[Request]: Exactly as they appear, output all of the records. Skip any images.

[Information supplied]:
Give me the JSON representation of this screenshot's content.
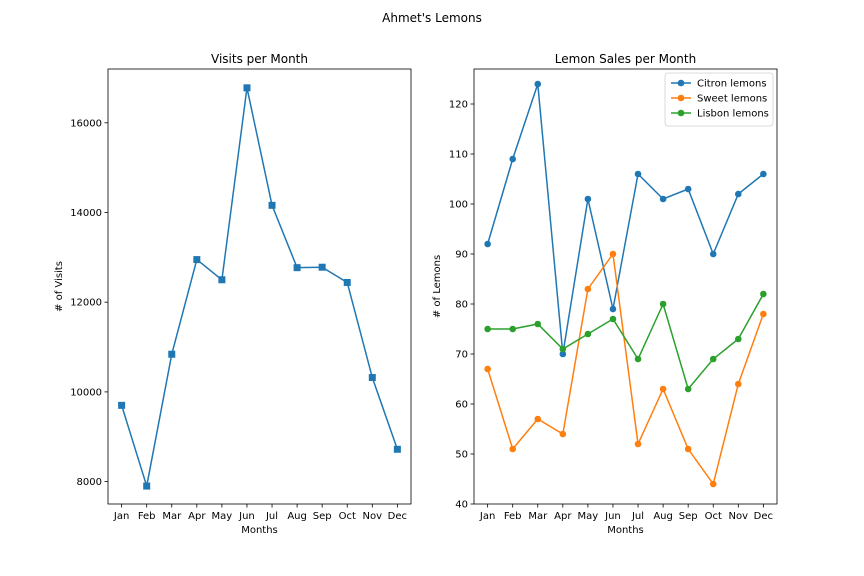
{
  "figure": {
    "title": "Ahmet's Lemons"
  },
  "chart_data": [
    {
      "type": "line",
      "title": "Visits per Month",
      "xlabel": "Months",
      "ylabel": "# of Visits",
      "categories": [
        "Jan",
        "Feb",
        "Mar",
        "Apr",
        "May",
        "Jun",
        "Jul",
        "Aug",
        "Sep",
        "Oct",
        "Nov",
        "Dec"
      ],
      "ylim": [
        7500,
        17200
      ],
      "yticks": [
        8000,
        10000,
        12000,
        14000,
        16000
      ],
      "grid": false,
      "marker": "square",
      "series": [
        {
          "values": [
            9700,
            7900,
            10840,
            12950,
            12500,
            16780,
            14160,
            12770,
            12780,
            12440,
            10320,
            8720
          ],
          "color": "#1f77b4"
        }
      ]
    },
    {
      "type": "line",
      "title": "Lemon Sales per Month",
      "xlabel": "Months",
      "ylabel": "# of Lemons",
      "categories": [
        "Jan",
        "Feb",
        "Mar",
        "Apr",
        "May",
        "Jun",
        "Jul",
        "Aug",
        "Sep",
        "Oct",
        "Nov",
        "Dec"
      ],
      "ylim": [
        40,
        127
      ],
      "yticks": [
        40,
        50,
        60,
        70,
        80,
        90,
        100,
        110,
        120
      ],
      "grid": false,
      "legend": "top-right",
      "marker": "circle",
      "series": [
        {
          "name": "Citron lemons",
          "values": [
            92,
            109,
            124,
            70,
            101,
            79,
            106,
            101,
            103,
            90,
            102,
            106
          ],
          "color": "#1f77b4"
        },
        {
          "name": "Sweet lemons",
          "values": [
            67,
            51,
            57,
            54,
            83,
            90,
            52,
            63,
            51,
            44,
            64,
            78
          ],
          "color": "#ff7f0e"
        },
        {
          "name": "Lisbon lemons",
          "values": [
            75,
            75,
            76,
            71,
            74,
            77,
            69,
            80,
            63,
            69,
            73,
            82
          ],
          "color": "#2ca02c"
        }
      ]
    }
  ]
}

[Worked solution]:
Give me the JSON representation of this screenshot's content.
{
  "figure": {
    "title": "Ahmet's Lemons"
  },
  "chart_data": [
    {
      "type": "line",
      "title": "Visits per Month",
      "xlabel": "Months",
      "ylabel": "# of Visits",
      "categories": [
        "Jan",
        "Feb",
        "Mar",
        "Apr",
        "May",
        "Jun",
        "Jul",
        "Aug",
        "Sep",
        "Oct",
        "Nov",
        "Dec"
      ],
      "ylim": [
        7500,
        17200
      ],
      "yticks": [
        8000,
        10000,
        12000,
        14000,
        16000
      ],
      "grid": false,
      "marker": "square",
      "series": [
        {
          "values": [
            9700,
            7900,
            10840,
            12950,
            12500,
            16780,
            14160,
            12770,
            12780,
            12440,
            10320,
            8720
          ],
          "color": "#1f77b4"
        }
      ]
    },
    {
      "type": "line",
      "title": "Lemon Sales per Month",
      "xlabel": "Months",
      "ylabel": "# of Lemons",
      "categories": [
        "Jan",
        "Feb",
        "Mar",
        "Apr",
        "May",
        "Jun",
        "Jul",
        "Aug",
        "Sep",
        "Oct",
        "Nov",
        "Dec"
      ],
      "ylim": [
        40,
        127
      ],
      "yticks": [
        40,
        50,
        60,
        70,
        80,
        90,
        100,
        110,
        120
      ],
      "grid": false,
      "legend": "top-right",
      "marker": "circle",
      "series": [
        {
          "name": "Citron lemons",
          "values": [
            92,
            109,
            124,
            70,
            101,
            79,
            106,
            101,
            103,
            90,
            102,
            106
          ],
          "color": "#1f77b4"
        },
        {
          "name": "Sweet lemons",
          "values": [
            67,
            51,
            57,
            54,
            83,
            90,
            52,
            63,
            51,
            44,
            64,
            78
          ],
          "color": "#ff7f0e"
        },
        {
          "name": "Lisbon lemons",
          "values": [
            75,
            75,
            76,
            71,
            74,
            77,
            69,
            80,
            63,
            69,
            73,
            82
          ],
          "color": "#2ca02c"
        }
      ]
    }
  ]
}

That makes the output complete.